Exercise task: Retype the material in full, keeping every word the same.

Dataset items:
= = = = = = =
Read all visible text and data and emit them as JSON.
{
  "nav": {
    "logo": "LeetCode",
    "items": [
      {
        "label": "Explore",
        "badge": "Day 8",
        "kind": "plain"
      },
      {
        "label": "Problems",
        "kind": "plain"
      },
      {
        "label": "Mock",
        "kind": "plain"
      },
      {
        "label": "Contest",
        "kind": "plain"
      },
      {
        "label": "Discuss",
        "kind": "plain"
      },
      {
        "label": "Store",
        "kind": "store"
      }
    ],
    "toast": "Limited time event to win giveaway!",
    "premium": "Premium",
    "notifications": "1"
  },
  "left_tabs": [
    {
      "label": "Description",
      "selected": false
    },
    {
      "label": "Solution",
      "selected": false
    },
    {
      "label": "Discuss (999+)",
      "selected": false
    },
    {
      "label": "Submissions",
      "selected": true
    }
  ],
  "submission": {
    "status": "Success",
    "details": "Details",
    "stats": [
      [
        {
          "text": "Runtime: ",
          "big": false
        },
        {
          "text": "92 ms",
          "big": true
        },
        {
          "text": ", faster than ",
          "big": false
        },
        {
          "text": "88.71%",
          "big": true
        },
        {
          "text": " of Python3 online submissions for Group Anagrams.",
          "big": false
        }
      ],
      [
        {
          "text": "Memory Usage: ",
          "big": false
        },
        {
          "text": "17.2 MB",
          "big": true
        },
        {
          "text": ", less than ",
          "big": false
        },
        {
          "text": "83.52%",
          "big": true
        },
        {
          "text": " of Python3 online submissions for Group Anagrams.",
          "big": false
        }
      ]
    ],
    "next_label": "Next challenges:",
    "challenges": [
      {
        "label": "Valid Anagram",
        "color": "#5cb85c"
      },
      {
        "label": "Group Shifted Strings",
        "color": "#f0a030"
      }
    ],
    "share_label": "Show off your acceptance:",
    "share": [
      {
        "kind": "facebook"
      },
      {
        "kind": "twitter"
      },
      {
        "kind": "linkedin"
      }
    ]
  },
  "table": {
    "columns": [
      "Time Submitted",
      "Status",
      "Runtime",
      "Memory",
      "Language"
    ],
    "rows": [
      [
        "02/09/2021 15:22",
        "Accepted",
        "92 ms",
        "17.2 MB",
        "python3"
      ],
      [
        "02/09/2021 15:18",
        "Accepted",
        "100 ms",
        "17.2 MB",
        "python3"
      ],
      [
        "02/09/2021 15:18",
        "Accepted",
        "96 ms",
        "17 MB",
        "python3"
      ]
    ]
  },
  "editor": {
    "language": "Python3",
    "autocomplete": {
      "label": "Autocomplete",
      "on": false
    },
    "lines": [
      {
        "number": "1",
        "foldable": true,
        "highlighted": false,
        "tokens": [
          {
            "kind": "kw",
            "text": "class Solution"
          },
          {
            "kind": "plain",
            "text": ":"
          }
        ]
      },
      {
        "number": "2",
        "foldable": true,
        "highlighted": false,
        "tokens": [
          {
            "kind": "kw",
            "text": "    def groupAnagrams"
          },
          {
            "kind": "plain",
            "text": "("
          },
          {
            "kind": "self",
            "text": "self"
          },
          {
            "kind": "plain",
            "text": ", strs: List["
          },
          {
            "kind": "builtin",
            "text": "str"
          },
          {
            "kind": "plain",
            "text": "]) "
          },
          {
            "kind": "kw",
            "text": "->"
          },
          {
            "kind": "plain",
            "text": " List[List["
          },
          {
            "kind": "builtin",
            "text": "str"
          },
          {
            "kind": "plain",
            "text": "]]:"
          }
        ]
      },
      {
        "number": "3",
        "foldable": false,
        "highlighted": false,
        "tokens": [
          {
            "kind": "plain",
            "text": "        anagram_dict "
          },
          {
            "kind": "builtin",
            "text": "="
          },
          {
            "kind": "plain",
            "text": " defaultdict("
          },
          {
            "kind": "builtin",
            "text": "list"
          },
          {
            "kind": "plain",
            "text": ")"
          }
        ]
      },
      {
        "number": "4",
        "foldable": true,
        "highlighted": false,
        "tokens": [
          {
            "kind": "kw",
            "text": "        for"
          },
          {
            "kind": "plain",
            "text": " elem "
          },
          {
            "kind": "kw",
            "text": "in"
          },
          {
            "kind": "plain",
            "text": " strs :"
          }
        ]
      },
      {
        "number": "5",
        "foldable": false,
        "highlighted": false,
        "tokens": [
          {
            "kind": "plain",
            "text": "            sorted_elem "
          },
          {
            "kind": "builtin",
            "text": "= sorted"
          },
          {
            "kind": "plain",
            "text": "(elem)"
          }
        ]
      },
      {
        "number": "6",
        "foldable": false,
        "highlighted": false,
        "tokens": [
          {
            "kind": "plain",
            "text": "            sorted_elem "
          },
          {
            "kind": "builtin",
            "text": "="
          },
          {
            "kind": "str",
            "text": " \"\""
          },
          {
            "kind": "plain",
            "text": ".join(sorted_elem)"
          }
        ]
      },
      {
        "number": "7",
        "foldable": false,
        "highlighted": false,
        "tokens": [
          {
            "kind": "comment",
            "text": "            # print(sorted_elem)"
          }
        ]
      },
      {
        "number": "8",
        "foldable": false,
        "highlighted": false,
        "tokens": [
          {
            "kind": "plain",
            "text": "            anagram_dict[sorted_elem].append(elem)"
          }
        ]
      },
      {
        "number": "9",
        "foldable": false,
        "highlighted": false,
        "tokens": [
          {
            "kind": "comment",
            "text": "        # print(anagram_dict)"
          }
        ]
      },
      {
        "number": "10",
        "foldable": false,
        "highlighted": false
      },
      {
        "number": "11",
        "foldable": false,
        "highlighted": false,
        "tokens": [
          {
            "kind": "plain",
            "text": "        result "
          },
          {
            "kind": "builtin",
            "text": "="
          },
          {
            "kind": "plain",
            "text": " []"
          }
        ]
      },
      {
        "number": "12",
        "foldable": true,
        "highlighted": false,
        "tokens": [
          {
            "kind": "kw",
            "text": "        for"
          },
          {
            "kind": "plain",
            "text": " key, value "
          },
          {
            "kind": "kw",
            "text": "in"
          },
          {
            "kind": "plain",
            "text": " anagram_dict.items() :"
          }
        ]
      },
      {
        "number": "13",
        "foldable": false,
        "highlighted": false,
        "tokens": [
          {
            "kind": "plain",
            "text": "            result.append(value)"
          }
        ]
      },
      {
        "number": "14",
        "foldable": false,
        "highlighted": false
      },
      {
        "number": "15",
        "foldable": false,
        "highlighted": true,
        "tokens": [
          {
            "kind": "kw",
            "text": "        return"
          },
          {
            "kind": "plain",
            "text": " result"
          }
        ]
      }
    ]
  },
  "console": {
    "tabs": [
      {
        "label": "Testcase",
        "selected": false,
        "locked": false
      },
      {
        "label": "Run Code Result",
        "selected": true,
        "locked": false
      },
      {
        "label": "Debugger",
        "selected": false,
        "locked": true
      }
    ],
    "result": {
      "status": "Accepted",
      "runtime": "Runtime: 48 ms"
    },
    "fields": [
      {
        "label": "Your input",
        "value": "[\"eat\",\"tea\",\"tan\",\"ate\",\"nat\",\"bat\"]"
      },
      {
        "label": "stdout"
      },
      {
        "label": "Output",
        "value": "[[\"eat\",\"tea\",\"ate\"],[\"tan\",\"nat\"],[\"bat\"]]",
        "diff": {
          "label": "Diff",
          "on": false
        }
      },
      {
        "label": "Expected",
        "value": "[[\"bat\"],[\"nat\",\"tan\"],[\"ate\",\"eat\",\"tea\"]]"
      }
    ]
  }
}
= = = = = = =
Exercise response:
Read all visible text and data and emit them as JSON.
{
  "nav": {
    "logo": "LeetCode",
    "items": [
      {
        "label": "Explore",
        "badge": "Day 8",
        "kind": "plain"
      },
      {
        "label": "Problems",
        "kind": "plain"
      },
      {
        "label": "Mock",
        "kind": "plain"
      },
      {
        "label": "Contest",
        "kind": "plain"
      },
      {
        "label": "Discuss",
        "kind": "plain"
      },
      {
        "label": "Store",
        "kind": "store"
      }
    ],
    "toast": "Limited time event to win giveaway!",
    "premium": "Premium",
    "notifications": "1"
  },
  "left_tabs": [
    {
      "label": "Description",
      "selected": false
    },
    {
      "label": "Solution",
      "selected": false
    },
    {
      "label": "Discuss (999+)",
      "selected": false
    },
    {
      "label": "Submissions",
      "selected": true
    }
  ],
  "submission": {
    "status": "Success",
    "details": "Details",
    "stats": [
      [
        {
          "text": "Runtime: ",
          "big": false
        },
        {
          "text": "92 ms",
          "big": true
        },
        {
          "text": ", faster than ",
          "big": false
        },
        {
          "text": "88.71%",
          "big": true
        },
        {
          "text": " of Python3 online submissions for Group Anagrams.",
          "big": false
        }
      ],
      [
        {
          "text": "Memory Usage: ",
          "big": false
        },
        {
          "text": "17.2 MB",
          "big": true
        },
        {
          "text": ", less than ",
          "big": false
        },
        {
          "text": "83.52%",
          "big": true
        },
        {
          "text": " of Python3 online submissions for Group Anagrams.",
          "big": false
        }
      ]
    ],
    "next_label": "Next challenges:",
    "challenges": [
      {
        "label": "Valid Anagram",
        "color": "#5cb85c"
      },
      {
        "label": "Group Shifted Strings",
        "color": "#f0a030"
      }
    ],
    "share_label": "Show off your acceptance:",
    "share": [
      {
        "kind": "facebook"
      },
      {
        "kind": "twitter"
      },
      {
        "kind": "linkedin"
      }
    ]
  },
  "table": {
    "columns": [
      "Time Submitted",
      "Status",
      "Runtime",
      "Memory",
      "Language"
    ],
    "rows": [
      [
        "02/09/2021 15:22",
        "Accepted",
        "92 ms",
        "17.2 MB",
        "python3"
      ],
      [
        "02/09/2021 15:18",
        "Accepted",
        "100 ms",
        "17.2 MB",
        "python3"
      ],
      [
        "02/09/2021 15:18",
        "Accepted",
        "96 ms",
        "17 MB",
        "python3"
      ]
    ]
  },
  "editor": {
    "language": "Python3",
    "autocomplete": {
      "label": "Autocomplete",
      "on": false
    },
    "lines": [
      {
        "number": "1",
        "foldable": true,
        "highlighted": false,
        "tokens": [
          {
            "kind": "kw",
            "text": "class Solution"
          },
          {
            "kind": "plain",
            "text": ":"
          }
        ]
      },
      {
        "number": "2",
        "foldable": true,
        "highlighted": false,
        "tokens": [
          {
            "kind": "kw",
            "text": "    def groupAnagrams"
          },
          {
            "kind": "plain",
            "text": "("
          },
          {
            "kind": "self",
            "text": "self"
          },
          {
            "kind": "plain",
            "text": ", strs: List["
          },
          {
            "kind": "builtin",
            "text": "str"
          },
          {
            "kind": "plain",
            "text": "]) "
          },
          {
            "kind": "kw",
            "text": "->"
          },
          {
            "kind": "plain",
            "text": " List[List["
          },
          {
            "kind": "builtin",
            "text": "str"
          },
          {
            "kind": "plain",
            "text": "]]:"
          }
        ]
      },
      {
        "number": "3",
        "foldable": false,
        "highlighted": false,
        "tokens": [
          {
            "kind": "plain",
            "text": "        anagram_dict "
          },
          {
            "kind": "builtin",
            "text": "="
          },
          {
            "kind": "plain",
            "text": " defaultdict("
          },
          {
            "kind": "builtin",
            "text": "list"
          },
          {
            "kind": "plain",
            "text": ")"
          }
        ]
      },
      {
        "number": "4",
        "foldable": true,
        "highlighted": false,
        "tokens": [
          {
            "kind": "kw",
            "text": "        for"
          },
          {
            "kind": "plain",
            "text": " elem "
          },
          {
            "kind": "kw",
            "text": "in"
          },
          {
            "kind": "plain",
            "text": " strs :"
          }
        ]
      },
      {
        "number": "5",
        "foldable": false,
        "highlighted": false,
        "tokens": [
          {
            "kind": "plain",
            "text": "            sorted_elem "
          },
          {
            "kind": "builtin",
            "text": "= sorted"
          },
          {
            "kind": "plain",
            "text": "(elem)"
          }
        ]
      },
      {
        "number": "6",
        "foldable": false,
        "highlighted": false,
        "tokens": [
          {
            "kind": "plain",
            "text": "            sorted_elem "
          },
          {
            "kind": "builtin",
            "text": "="
          },
          {
            "kind": "str",
            "text": " \"\""
          },
          {
            "kind": "plain",
            "text": ".join(sorted_elem)"
          }
        ]
      },
      {
        "number": "7",
        "foldable": false,
        "highlighted": false,
        "tokens": [
          {
            "kind": "comment",
            "text": "            # print(sorted_elem)"
          }
        ]
      },
      {
        "number": "8",
        "foldable": false,
        "highlighted": false,
        "tokens": [
          {
            "kind": "plain",
            "text": "            anagram_dict[sorted_elem].append(elem)"
          }
        ]
      },
      {
        "number": "9",
        "foldable": false,
        "highlighted": false,
        "tokens": [
          {
            "kind": "comment",
            "text": "        # print(anagram_dict)"
          }
        ]
      },
      {
        "number": "10",
        "foldable": false,
        "highlighted": false
      },
      {
        "number": "11",
        "foldable": false,
        "highlighted": false,
        "tokens": [
          {
            "kind": "plain",
            "text": "        result "
          },
          {
            "kind": "builtin",
            "text": "="
          },
          {
            "kind": "plain",
            "text": " []"
          }
        ]
      },
      {
        "number": "12",
        "foldable": true,
        "highlighted": false,
        "tokens": [
          {
            "kind": "kw",
            "text": "        for"
          },
          {
            "kind": "plain",
            "text": " key, value "
          },
          {
            "kind": "kw",
            "text": "in"
          },
          {
            "kind": "plain",
            "text": " anagram_dict.items() :"
          }
        ]
      },
      {
        "number": "13",
        "foldable": false,
        "highlighted": false,
        "tokens": [
          {
            "kind": "plain",
            "text": "            result.append(value)"
          }
        ]
      },
      {
        "number": "14",
        "foldable": false,
        "highlighted": false
      },
      {
        "number": "15",
        "foldable": false,
        "highlighted": true,
        "tokens": [
          {
            "kind": "kw",
            "text": "        return"
          },
          {
            "kind": "plain",
            "text": " result"
          }
        ]
      }
    ]
  },
  "console": {
    "tabs": [
      {
        "label": "Testcase",
        "selected": false,
        "locked": false
      },
      {
        "label": "Run Code Result",
        "selected": true,
        "locked": false
      },
      {
        "label": "Debugger",
        "selected": false,
        "locked": true
      }
    ],
    "result": {
      "status": "Accepted",
      "runtime": "Runtime: 48 ms"
    },
    "fields": [
      {
        "label": "Your input",
        "value": "[\"eat\",\"tea\",\"tan\",\"ate\",\"nat\",\"bat\"]"
      },
      {
        "label": "stdout"
      },
      {
        "label": "Output",
        "value": "[[\"eat\",\"tea\",\"ate\"],[\"tan\",\"nat\"],[\"bat\"]]",
        "diff": {
          "label": "Diff",
          "on": false
        }
      },
      {
        "label": "Expected",
        "value": "[[\"bat\"],[\"nat\",\"tan\"],[\"ate\",\"eat\",\"tea\"]]"
      }
    ]
  }
}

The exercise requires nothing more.